◆ Work instructions:
Each line of the listing must be transcribed exactly, except for the images, which should be excluded.

## Start Entries

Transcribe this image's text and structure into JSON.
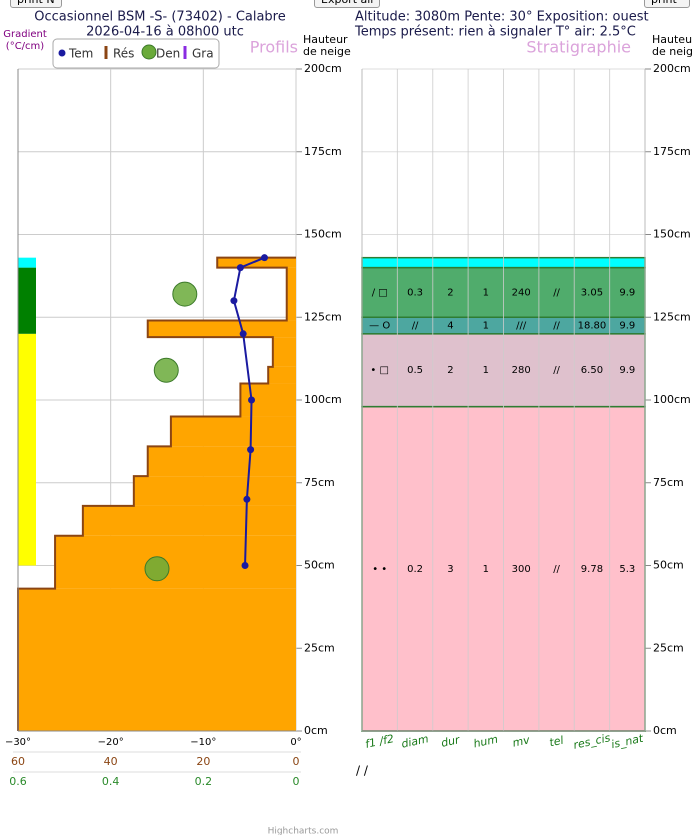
{
  "buttons": [
    "print N",
    "Export all",
    "print C"
  ],
  "header": {
    "title": "Occasionnel BSM -S- (73402) - Calabre",
    "date": "2026-04-16 à 08h00 utc",
    "line1": "Altitude: 3080m Pente: 30° Exposition: ouest",
    "line2": "Temps présent: rien à signaler T° air: 2.5°C"
  },
  "credit": "Highcharts.com",
  "chart_data": [
    {
      "type": "profile",
      "title": "Profils",
      "y_label": [
        "Hauteur",
        "de neige"
      ],
      "gradient_label": [
        "Gradient",
        "(°C/cm)"
      ],
      "ylim": [
        0,
        200
      ],
      "yticks": [
        {
          "value": 0,
          "label": "0cm"
        },
        {
          "value": 25,
          "label": "25cm"
        },
        {
          "value": 50,
          "label": "50cm"
        },
        {
          "value": 75,
          "label": "75cm"
        },
        {
          "value": 100,
          "label": "100cm"
        },
        {
          "value": 125,
          "label": "125cm"
        },
        {
          "value": 150,
          "label": "150cm"
        },
        {
          "value": 175,
          "label": "175cm"
        },
        {
          "value": 200,
          "label": "200cm"
        }
      ],
      "xlim": [
        -30,
        0
      ],
      "xticks": [
        {
          "value": -30,
          "label": "−30°"
        },
        {
          "value": -20,
          "label": "−20°"
        },
        {
          "value": -10,
          "label": "−10°"
        },
        {
          "value": 0,
          "label": "0°"
        }
      ],
      "res_xlim": [
        60,
        0
      ],
      "res_xticks": [
        60,
        40,
        20,
        0
      ],
      "den_xlim": [
        0.6,
        0
      ],
      "den_xticks": [
        0.6,
        0.4,
        0.2,
        0
      ],
      "grid": true,
      "series": [
        {
          "name": "Tem",
          "color": "#1a1aa0",
          "heights": [
            143,
            140,
            130,
            120,
            100,
            85,
            70,
            50
          ],
          "values": [
            -3.4,
            -6,
            -6.7,
            -5.7,
            -4.8,
            -4.9,
            -5.3,
            -5.5
          ]
        },
        {
          "name": "Rés",
          "color": "#8b4513",
          "fill": "#ffa500",
          "bottoms": [
            0,
            43,
            59,
            68,
            77,
            86,
            95,
            105,
            110,
            119,
            124,
            140
          ],
          "tops": [
            43,
            59,
            68,
            77,
            86,
            95,
            105,
            110,
            119,
            124,
            140,
            143
          ],
          "values": [
            60,
            52,
            46,
            35,
            32,
            27,
            12,
            6,
            5,
            32,
            2,
            17
          ]
        },
        {
          "name": "Den",
          "color": "#6aaa3a",
          "heights": [
            132,
            109,
            49
          ],
          "values": [
            0.24,
            0.28,
            0.3
          ]
        },
        {
          "name": "Gra",
          "color": "#8a2be2",
          "bottoms": [
            50,
            120,
            140
          ],
          "tops": [
            120,
            140,
            143
          ],
          "colors": [
            "#ffff00",
            "#008000",
            "#00ffff"
          ]
        }
      ]
    },
    {
      "type": "stratigraphy",
      "title": "Stratigraphie",
      "y_label": [
        "Hauteur",
        "de neige"
      ],
      "ylim": [
        0,
        200
      ],
      "yticks": [
        {
          "value": 0,
          "label": "0cm"
        },
        {
          "value": 25,
          "label": "25cm"
        },
        {
          "value": 50,
          "label": "50cm"
        },
        {
          "value": 75,
          "label": "75cm"
        },
        {
          "value": 100,
          "label": "100cm"
        },
        {
          "value": 125,
          "label": "125cm"
        },
        {
          "value": 150,
          "label": "150cm"
        },
        {
          "value": 175,
          "label": "175cm"
        },
        {
          "value": 200,
          "label": "200cm"
        }
      ],
      "columns": [
        "f1 /f2",
        "diam",
        "dur",
        "hum",
        "mv",
        "tel",
        "res_cis",
        "is_nat"
      ],
      "layers": [
        {
          "bottom": 0,
          "top": 98,
          "color": "#ffc0cb",
          "cells": [
            "• •",
            "0.2",
            "3",
            "1",
            "300",
            "//",
            "9.78",
            "5.3"
          ]
        },
        {
          "bottom": 98,
          "top": 120,
          "color": "#dfc1cd",
          "cells": [
            "• □",
            "0.5",
            "2",
            "1",
            "280",
            "//",
            "6.50",
            "9.9"
          ]
        },
        {
          "bottom": 120,
          "top": 125,
          "color": "#4da7a0",
          "cells": [
            "— O",
            "//",
            "4",
            "1",
            "///",
            "//",
            "18.80",
            "9.9"
          ]
        },
        {
          "bottom": 125,
          "top": 140,
          "color": "#50ac6c",
          "cells": [
            "/ □",
            "0.3",
            "2",
            "1",
            "240",
            "//",
            "3.05",
            "9.9"
          ]
        },
        {
          "bottom": 140,
          "top": 143,
          "color": "#00ffff"
        }
      ],
      "footnote": "/ /"
    }
  ]
}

## End Entries

◆ Written answer:
Transcribe this image's text and structure into JSON.
{
  "buttons": [
    "print N",
    "Export all",
    "print C"
  ],
  "header": {
    "title": "Occasionnel BSM -S- (73402) - Calabre",
    "date": "2026-04-16 à 08h00 utc",
    "line1": "Altitude: 3080m Pente: 30° Exposition: ouest",
    "line2": "Temps présent: rien à signaler T° air: 2.5°C"
  },
  "credit": "Highcharts.com",
  "chart_data": [
    {
      "type": "profile",
      "title": "Profils",
      "y_label": [
        "Hauteur",
        "de neige"
      ],
      "gradient_label": [
        "Gradient",
        "(°C/cm)"
      ],
      "ylim": [
        0,
        200
      ],
      "yticks": [
        {
          "value": 0,
          "label": "0cm"
        },
        {
          "value": 25,
          "label": "25cm"
        },
        {
          "value": 50,
          "label": "50cm"
        },
        {
          "value": 75,
          "label": "75cm"
        },
        {
          "value": 100,
          "label": "100cm"
        },
        {
          "value": 125,
          "label": "125cm"
        },
        {
          "value": 150,
          "label": "150cm"
        },
        {
          "value": 175,
          "label": "175cm"
        },
        {
          "value": 200,
          "label": "200cm"
        }
      ],
      "xlim": [
        -30,
        0
      ],
      "xticks": [
        {
          "value": -30,
          "label": "−30°"
        },
        {
          "value": -20,
          "label": "−20°"
        },
        {
          "value": -10,
          "label": "−10°"
        },
        {
          "value": 0,
          "label": "0°"
        }
      ],
      "res_xlim": [
        60,
        0
      ],
      "res_xticks": [
        60,
        40,
        20,
        0
      ],
      "den_xlim": [
        0.6,
        0
      ],
      "den_xticks": [
        0.6,
        0.4,
        0.2,
        0
      ],
      "grid": true,
      "series": [
        {
          "name": "Tem",
          "color": "#1a1aa0",
          "heights": [
            143,
            140,
            130,
            120,
            100,
            85,
            70,
            50
          ],
          "values": [
            -3.4,
            -6,
            -6.7,
            -5.7,
            -4.8,
            -4.9,
            -5.3,
            -5.5
          ]
        },
        {
          "name": "Rés",
          "color": "#8b4513",
          "fill": "#ffa500",
          "bottoms": [
            0,
            43,
            59,
            68,
            77,
            86,
            95,
            105,
            110,
            119,
            124,
            140
          ],
          "tops": [
            43,
            59,
            68,
            77,
            86,
            95,
            105,
            110,
            119,
            124,
            140,
            143
          ],
          "values": [
            60,
            52,
            46,
            35,
            32,
            27,
            12,
            6,
            5,
            32,
            2,
            17
          ]
        },
        {
          "name": "Den",
          "color": "#6aaa3a",
          "heights": [
            132,
            109,
            49
          ],
          "values": [
            0.24,
            0.28,
            0.3
          ]
        },
        {
          "name": "Gra",
          "color": "#8a2be2",
          "bottoms": [
            50,
            120,
            140
          ],
          "tops": [
            120,
            140,
            143
          ],
          "colors": [
            "#ffff00",
            "#008000",
            "#00ffff"
          ]
        }
      ]
    },
    {
      "type": "stratigraphy",
      "title": "Stratigraphie",
      "y_label": [
        "Hauteur",
        "de neige"
      ],
      "ylim": [
        0,
        200
      ],
      "yticks": [
        {
          "value": 0,
          "label": "0cm"
        },
        {
          "value": 25,
          "label": "25cm"
        },
        {
          "value": 50,
          "label": "50cm"
        },
        {
          "value": 75,
          "label": "75cm"
        },
        {
          "value": 100,
          "label": "100cm"
        },
        {
          "value": 125,
          "label": "125cm"
        },
        {
          "value": 150,
          "label": "150cm"
        },
        {
          "value": 175,
          "label": "175cm"
        },
        {
          "value": 200,
          "label": "200cm"
        }
      ],
      "columns": [
        "f1 /f2",
        "diam",
        "dur",
        "hum",
        "mv",
        "tel",
        "res_cis",
        "is_nat"
      ],
      "layers": [
        {
          "bottom": 0,
          "top": 98,
          "color": "#ffc0cb",
          "cells": [
            "• •",
            "0.2",
            "3",
            "1",
            "300",
            "//",
            "9.78",
            "5.3"
          ]
        },
        {
          "bottom": 98,
          "top": 120,
          "color": "#dfc1cd",
          "cells": [
            "• □",
            "0.5",
            "2",
            "1",
            "280",
            "//",
            "6.50",
            "9.9"
          ]
        },
        {
          "bottom": 120,
          "top": 125,
          "color": "#4da7a0",
          "cells": [
            "— O",
            "//",
            "4",
            "1",
            "///",
            "//",
            "18.80",
            "9.9"
          ]
        },
        {
          "bottom": 125,
          "top": 140,
          "color": "#50ac6c",
          "cells": [
            "/ □",
            "0.3",
            "2",
            "1",
            "240",
            "//",
            "3.05",
            "9.9"
          ]
        },
        {
          "bottom": 140,
          "top": 143,
          "color": "#00ffff"
        }
      ],
      "footnote": "/ /"
    }
  ]
}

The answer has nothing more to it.